- WHAT YOU HAVE TO DO
Each line in the entries below that holds the string "label" is to be listed.

[Figure record extracts]
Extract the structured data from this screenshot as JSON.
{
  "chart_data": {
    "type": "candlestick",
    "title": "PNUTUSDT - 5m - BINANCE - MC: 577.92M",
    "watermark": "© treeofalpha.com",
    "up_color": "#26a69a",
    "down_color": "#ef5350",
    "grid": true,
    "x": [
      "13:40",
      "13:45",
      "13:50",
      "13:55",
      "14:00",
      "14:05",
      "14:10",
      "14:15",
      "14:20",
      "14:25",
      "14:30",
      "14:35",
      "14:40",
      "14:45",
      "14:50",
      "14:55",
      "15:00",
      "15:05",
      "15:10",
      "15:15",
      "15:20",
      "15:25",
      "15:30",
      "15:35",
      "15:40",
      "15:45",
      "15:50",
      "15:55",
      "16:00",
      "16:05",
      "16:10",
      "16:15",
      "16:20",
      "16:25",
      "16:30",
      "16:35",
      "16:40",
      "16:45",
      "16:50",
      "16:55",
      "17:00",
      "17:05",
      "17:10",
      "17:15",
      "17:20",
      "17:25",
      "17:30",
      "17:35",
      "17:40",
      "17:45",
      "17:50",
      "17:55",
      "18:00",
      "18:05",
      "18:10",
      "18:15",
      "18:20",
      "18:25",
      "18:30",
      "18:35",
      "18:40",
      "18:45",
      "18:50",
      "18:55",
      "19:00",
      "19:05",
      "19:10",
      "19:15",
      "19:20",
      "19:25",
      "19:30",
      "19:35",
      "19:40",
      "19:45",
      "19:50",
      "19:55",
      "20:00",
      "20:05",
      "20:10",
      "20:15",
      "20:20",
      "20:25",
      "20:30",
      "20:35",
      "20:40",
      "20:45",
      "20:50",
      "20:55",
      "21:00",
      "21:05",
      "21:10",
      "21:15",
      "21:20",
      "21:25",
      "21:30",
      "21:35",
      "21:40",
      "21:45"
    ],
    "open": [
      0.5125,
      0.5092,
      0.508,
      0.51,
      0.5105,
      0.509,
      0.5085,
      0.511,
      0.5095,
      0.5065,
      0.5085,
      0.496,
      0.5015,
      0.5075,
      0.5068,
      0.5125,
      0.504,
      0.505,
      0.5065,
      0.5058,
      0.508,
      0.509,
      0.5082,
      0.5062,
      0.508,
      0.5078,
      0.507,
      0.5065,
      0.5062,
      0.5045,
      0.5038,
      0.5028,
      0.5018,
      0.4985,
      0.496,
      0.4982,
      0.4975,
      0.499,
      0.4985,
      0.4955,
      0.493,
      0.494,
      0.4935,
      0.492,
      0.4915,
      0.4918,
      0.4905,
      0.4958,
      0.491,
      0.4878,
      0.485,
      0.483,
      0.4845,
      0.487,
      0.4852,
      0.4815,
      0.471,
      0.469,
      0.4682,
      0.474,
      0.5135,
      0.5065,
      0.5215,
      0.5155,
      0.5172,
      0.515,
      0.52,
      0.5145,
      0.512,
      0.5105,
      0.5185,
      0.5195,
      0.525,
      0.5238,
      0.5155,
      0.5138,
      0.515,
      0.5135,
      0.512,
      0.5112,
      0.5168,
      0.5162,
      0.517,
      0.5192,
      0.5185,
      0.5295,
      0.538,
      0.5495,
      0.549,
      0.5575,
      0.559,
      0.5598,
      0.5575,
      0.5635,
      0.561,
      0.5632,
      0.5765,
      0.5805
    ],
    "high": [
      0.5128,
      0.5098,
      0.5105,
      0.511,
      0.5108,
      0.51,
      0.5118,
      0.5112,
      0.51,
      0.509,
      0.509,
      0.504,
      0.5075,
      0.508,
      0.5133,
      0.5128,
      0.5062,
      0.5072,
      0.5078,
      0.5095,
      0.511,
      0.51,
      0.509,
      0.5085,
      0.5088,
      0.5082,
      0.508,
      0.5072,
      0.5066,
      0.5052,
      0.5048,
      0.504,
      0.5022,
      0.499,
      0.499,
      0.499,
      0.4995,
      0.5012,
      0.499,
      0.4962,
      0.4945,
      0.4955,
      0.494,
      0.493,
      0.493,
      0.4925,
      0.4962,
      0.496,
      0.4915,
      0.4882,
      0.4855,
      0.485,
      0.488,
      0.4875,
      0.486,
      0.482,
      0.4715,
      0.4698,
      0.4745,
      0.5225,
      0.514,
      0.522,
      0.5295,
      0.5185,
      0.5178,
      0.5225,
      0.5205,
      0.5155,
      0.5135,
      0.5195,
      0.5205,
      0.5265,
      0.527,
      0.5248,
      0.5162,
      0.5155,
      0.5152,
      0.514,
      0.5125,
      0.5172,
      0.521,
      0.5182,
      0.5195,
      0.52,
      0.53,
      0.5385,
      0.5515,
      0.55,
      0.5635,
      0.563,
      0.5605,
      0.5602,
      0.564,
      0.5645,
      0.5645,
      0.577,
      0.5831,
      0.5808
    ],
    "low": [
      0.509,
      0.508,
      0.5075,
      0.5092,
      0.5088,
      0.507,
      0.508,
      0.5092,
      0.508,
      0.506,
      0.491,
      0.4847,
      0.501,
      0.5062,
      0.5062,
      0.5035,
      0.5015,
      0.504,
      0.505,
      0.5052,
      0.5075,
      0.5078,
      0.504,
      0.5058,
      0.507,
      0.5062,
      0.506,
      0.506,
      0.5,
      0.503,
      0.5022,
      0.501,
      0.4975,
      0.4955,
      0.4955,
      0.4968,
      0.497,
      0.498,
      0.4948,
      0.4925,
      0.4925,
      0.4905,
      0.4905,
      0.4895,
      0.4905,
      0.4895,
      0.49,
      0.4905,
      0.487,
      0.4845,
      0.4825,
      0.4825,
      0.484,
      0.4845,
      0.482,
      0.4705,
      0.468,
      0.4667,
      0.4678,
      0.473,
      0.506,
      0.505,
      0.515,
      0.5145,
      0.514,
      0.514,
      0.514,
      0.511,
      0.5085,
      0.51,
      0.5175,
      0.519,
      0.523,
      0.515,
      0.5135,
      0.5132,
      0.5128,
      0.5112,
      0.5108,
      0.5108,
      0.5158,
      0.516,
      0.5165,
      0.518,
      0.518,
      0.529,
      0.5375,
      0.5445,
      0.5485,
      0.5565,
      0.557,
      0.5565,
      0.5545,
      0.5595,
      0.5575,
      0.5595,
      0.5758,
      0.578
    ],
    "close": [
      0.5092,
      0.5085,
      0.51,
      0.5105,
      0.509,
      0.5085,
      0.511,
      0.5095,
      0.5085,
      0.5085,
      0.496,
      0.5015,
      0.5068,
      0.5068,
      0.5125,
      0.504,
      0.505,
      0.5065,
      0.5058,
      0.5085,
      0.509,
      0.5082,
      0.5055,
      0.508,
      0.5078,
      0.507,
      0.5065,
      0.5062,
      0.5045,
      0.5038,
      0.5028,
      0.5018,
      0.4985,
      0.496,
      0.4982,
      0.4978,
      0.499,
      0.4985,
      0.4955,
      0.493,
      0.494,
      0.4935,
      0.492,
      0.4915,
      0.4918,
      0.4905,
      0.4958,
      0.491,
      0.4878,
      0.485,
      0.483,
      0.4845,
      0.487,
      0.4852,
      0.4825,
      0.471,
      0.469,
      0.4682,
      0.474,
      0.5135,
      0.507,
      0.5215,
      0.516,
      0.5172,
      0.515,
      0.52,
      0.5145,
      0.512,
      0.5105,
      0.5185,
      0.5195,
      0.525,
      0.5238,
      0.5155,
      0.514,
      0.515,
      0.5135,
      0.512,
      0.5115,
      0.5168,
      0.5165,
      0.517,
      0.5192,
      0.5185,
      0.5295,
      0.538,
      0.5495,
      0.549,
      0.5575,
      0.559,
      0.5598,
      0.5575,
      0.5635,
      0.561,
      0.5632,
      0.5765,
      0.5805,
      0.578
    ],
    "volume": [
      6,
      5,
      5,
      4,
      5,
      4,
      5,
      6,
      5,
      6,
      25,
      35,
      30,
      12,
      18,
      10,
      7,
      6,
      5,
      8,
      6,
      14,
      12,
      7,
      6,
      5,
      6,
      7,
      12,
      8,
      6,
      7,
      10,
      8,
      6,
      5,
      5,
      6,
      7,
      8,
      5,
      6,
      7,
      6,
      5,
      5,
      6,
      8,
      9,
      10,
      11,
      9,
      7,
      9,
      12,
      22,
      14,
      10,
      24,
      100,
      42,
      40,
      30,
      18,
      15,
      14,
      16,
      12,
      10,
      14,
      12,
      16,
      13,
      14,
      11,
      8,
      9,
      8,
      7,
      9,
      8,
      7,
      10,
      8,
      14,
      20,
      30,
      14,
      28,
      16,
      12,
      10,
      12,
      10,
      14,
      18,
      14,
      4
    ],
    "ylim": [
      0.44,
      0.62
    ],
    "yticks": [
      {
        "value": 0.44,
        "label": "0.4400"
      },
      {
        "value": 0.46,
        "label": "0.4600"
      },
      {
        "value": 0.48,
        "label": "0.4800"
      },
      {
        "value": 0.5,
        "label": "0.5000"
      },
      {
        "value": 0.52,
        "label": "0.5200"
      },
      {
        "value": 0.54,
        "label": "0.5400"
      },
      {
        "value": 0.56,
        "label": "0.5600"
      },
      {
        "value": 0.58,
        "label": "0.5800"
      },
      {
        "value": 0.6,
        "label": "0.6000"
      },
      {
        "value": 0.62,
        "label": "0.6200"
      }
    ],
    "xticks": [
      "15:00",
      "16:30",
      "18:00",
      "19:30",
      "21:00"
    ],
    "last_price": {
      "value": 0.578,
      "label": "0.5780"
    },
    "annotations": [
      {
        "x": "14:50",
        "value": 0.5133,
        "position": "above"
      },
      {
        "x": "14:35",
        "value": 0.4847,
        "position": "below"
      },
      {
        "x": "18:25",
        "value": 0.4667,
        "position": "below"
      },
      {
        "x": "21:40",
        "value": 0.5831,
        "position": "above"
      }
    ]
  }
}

- EXERCISE RESPONSE
        "label": "0.4400"
        "label": "0.4600"
        "label": "0.4800"
        "label": "0.5000"
        "label": "0.5200"
        "label": "0.5400"
        "label": "0.5600"
        "label": "0.5800"
        "label": "0.6000"
        "label": "0.6200"
      "label": "0.5780"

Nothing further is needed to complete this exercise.